• [WHAT IS EXPECTED]:
Return each entry exactly, omitting nothing.

====

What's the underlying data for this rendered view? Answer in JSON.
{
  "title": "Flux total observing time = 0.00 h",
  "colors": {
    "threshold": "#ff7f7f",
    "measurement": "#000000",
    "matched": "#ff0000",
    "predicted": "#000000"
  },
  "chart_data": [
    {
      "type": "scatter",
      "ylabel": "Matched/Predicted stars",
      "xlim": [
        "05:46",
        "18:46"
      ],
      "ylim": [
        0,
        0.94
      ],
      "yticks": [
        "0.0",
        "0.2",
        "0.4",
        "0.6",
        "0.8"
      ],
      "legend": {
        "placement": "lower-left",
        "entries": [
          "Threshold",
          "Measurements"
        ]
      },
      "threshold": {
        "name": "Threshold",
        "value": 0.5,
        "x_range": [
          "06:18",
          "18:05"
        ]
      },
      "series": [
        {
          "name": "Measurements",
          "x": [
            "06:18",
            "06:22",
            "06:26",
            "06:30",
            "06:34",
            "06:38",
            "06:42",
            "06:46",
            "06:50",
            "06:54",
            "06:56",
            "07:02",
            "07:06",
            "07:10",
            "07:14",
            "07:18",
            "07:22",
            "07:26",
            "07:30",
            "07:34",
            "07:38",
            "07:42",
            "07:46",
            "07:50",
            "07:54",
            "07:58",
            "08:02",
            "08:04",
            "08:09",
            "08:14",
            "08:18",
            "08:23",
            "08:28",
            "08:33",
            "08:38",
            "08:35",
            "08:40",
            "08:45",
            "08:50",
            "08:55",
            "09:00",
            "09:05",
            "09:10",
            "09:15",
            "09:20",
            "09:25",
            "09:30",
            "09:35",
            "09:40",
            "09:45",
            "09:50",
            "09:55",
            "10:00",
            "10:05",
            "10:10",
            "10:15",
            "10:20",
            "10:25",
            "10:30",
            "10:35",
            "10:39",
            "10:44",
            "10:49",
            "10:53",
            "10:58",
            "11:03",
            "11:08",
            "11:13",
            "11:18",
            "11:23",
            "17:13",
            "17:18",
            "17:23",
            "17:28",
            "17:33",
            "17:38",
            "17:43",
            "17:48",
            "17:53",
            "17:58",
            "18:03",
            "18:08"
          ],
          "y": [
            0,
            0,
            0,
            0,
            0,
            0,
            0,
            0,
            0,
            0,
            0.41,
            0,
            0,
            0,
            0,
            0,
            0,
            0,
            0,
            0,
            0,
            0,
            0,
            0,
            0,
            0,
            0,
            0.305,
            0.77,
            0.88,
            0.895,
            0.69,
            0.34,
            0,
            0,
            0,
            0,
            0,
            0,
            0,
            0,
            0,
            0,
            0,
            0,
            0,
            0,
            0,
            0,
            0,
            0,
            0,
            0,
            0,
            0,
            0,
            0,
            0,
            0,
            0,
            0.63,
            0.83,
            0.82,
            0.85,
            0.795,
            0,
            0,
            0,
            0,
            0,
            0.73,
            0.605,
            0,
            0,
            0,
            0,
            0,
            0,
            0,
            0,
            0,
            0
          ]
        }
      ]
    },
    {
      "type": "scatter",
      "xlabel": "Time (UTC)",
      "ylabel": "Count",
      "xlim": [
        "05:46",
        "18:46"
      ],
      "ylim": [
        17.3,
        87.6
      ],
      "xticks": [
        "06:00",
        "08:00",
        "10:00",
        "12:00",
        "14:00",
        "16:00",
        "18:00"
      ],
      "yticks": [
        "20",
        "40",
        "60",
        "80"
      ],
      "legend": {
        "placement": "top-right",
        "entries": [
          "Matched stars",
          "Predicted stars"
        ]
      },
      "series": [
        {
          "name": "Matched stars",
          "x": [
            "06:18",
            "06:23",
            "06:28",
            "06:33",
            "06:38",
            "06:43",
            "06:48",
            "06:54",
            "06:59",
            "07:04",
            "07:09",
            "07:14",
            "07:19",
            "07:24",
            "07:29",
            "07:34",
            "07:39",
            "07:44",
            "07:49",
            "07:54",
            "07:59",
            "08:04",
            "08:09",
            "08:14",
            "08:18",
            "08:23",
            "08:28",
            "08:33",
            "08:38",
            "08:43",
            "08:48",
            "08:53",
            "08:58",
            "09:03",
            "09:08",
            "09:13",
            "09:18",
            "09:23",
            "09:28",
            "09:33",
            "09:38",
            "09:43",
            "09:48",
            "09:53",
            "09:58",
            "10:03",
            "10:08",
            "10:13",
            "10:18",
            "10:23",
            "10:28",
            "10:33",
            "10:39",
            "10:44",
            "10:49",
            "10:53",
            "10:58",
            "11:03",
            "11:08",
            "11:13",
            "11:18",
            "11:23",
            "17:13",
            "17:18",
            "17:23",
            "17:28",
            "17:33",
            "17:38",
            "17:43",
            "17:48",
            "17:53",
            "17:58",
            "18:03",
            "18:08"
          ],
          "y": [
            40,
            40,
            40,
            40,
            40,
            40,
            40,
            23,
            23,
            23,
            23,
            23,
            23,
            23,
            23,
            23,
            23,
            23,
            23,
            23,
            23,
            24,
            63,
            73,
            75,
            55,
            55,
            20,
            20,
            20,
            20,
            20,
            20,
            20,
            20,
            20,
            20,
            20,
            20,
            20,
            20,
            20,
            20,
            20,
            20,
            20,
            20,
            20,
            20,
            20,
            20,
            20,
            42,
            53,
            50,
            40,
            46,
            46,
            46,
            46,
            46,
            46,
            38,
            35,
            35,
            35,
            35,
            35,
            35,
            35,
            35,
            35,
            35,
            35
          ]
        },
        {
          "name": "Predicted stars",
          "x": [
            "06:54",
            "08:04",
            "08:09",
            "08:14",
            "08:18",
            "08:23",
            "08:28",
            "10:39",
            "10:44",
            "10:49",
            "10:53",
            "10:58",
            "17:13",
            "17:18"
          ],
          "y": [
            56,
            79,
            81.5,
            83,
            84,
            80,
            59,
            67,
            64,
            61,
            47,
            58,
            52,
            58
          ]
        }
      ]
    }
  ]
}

====

• [FULL ANSWER]:
What's the underlying data for this rendered view? Answer in JSON.
{
  "title": "Flux total observing time = 0.00 h",
  "colors": {
    "threshold": "#ff7f7f",
    "measurement": "#000000",
    "matched": "#ff0000",
    "predicted": "#000000"
  },
  "chart_data": [
    {
      "type": "scatter",
      "ylabel": "Matched/Predicted stars",
      "xlim": [
        "05:46",
        "18:46"
      ],
      "ylim": [
        0,
        0.94
      ],
      "yticks": [
        "0.0",
        "0.2",
        "0.4",
        "0.6",
        "0.8"
      ],
      "legend": {
        "placement": "lower-left",
        "entries": [
          "Threshold",
          "Measurements"
        ]
      },
      "threshold": {
        "name": "Threshold",
        "value": 0.5,
        "x_range": [
          "06:18",
          "18:05"
        ]
      },
      "series": [
        {
          "name": "Measurements",
          "x": [
            "06:18",
            "06:22",
            "06:26",
            "06:30",
            "06:34",
            "06:38",
            "06:42",
            "06:46",
            "06:50",
            "06:54",
            "06:56",
            "07:02",
            "07:06",
            "07:10",
            "07:14",
            "07:18",
            "07:22",
            "07:26",
            "07:30",
            "07:34",
            "07:38",
            "07:42",
            "07:46",
            "07:50",
            "07:54",
            "07:58",
            "08:02",
            "08:04",
            "08:09",
            "08:14",
            "08:18",
            "08:23",
            "08:28",
            "08:33",
            "08:38",
            "08:35",
            "08:40",
            "08:45",
            "08:50",
            "08:55",
            "09:00",
            "09:05",
            "09:10",
            "09:15",
            "09:20",
            "09:25",
            "09:30",
            "09:35",
            "09:40",
            "09:45",
            "09:50",
            "09:55",
            "10:00",
            "10:05",
            "10:10",
            "10:15",
            "10:20",
            "10:25",
            "10:30",
            "10:35",
            "10:39",
            "10:44",
            "10:49",
            "10:53",
            "10:58",
            "11:03",
            "11:08",
            "11:13",
            "11:18",
            "11:23",
            "17:13",
            "17:18",
            "17:23",
            "17:28",
            "17:33",
            "17:38",
            "17:43",
            "17:48",
            "17:53",
            "17:58",
            "18:03",
            "18:08"
          ],
          "y": [
            0,
            0,
            0,
            0,
            0,
            0,
            0,
            0,
            0,
            0,
            0.41,
            0,
            0,
            0,
            0,
            0,
            0,
            0,
            0,
            0,
            0,
            0,
            0,
            0,
            0,
            0,
            0,
            0.305,
            0.77,
            0.88,
            0.895,
            0.69,
            0.34,
            0,
            0,
            0,
            0,
            0,
            0,
            0,
            0,
            0,
            0,
            0,
            0,
            0,
            0,
            0,
            0,
            0,
            0,
            0,
            0,
            0,
            0,
            0,
            0,
            0,
            0,
            0,
            0.63,
            0.83,
            0.82,
            0.85,
            0.795,
            0,
            0,
            0,
            0,
            0,
            0.73,
            0.605,
            0,
            0,
            0,
            0,
            0,
            0,
            0,
            0,
            0,
            0
          ]
        }
      ]
    },
    {
      "type": "scatter",
      "xlabel": "Time (UTC)",
      "ylabel": "Count",
      "xlim": [
        "05:46",
        "18:46"
      ],
      "ylim": [
        17.3,
        87.6
      ],
      "xticks": [
        "06:00",
        "08:00",
        "10:00",
        "12:00",
        "14:00",
        "16:00",
        "18:00"
      ],
      "yticks": [
        "20",
        "40",
        "60",
        "80"
      ],
      "legend": {
        "placement": "top-right",
        "entries": [
          "Matched stars",
          "Predicted stars"
        ]
      },
      "series": [
        {
          "name": "Matched stars",
          "x": [
            "06:18",
            "06:23",
            "06:28",
            "06:33",
            "06:38",
            "06:43",
            "06:48",
            "06:54",
            "06:59",
            "07:04",
            "07:09",
            "07:14",
            "07:19",
            "07:24",
            "07:29",
            "07:34",
            "07:39",
            "07:44",
            "07:49",
            "07:54",
            "07:59",
            "08:04",
            "08:09",
            "08:14",
            "08:18",
            "08:23",
            "08:28",
            "08:33",
            "08:38",
            "08:43",
            "08:48",
            "08:53",
            "08:58",
            "09:03",
            "09:08",
            "09:13",
            "09:18",
            "09:23",
            "09:28",
            "09:33",
            "09:38",
            "09:43",
            "09:48",
            "09:53",
            "09:58",
            "10:03",
            "10:08",
            "10:13",
            "10:18",
            "10:23",
            "10:28",
            "10:33",
            "10:39",
            "10:44",
            "10:49",
            "10:53",
            "10:58",
            "11:03",
            "11:08",
            "11:13",
            "11:18",
            "11:23",
            "17:13",
            "17:18",
            "17:23",
            "17:28",
            "17:33",
            "17:38",
            "17:43",
            "17:48",
            "17:53",
            "17:58",
            "18:03",
            "18:08"
          ],
          "y": [
            40,
            40,
            40,
            40,
            40,
            40,
            40,
            23,
            23,
            23,
            23,
            23,
            23,
            23,
            23,
            23,
            23,
            23,
            23,
            23,
            23,
            24,
            63,
            73,
            75,
            55,
            55,
            20,
            20,
            20,
            20,
            20,
            20,
            20,
            20,
            20,
            20,
            20,
            20,
            20,
            20,
            20,
            20,
            20,
            20,
            20,
            20,
            20,
            20,
            20,
            20,
            20,
            42,
            53,
            50,
            40,
            46,
            46,
            46,
            46,
            46,
            46,
            38,
            35,
            35,
            35,
            35,
            35,
            35,
            35,
            35,
            35,
            35,
            35
          ]
        },
        {
          "name": "Predicted stars",
          "x": [
            "06:54",
            "08:04",
            "08:09",
            "08:14",
            "08:18",
            "08:23",
            "08:28",
            "10:39",
            "10:44",
            "10:49",
            "10:53",
            "10:58",
            "17:13",
            "17:18"
          ],
          "y": [
            56,
            79,
            81.5,
            83,
            84,
            80,
            59,
            67,
            64,
            61,
            47,
            58,
            52,
            58
          ]
        }
      ]
    }
  ]
}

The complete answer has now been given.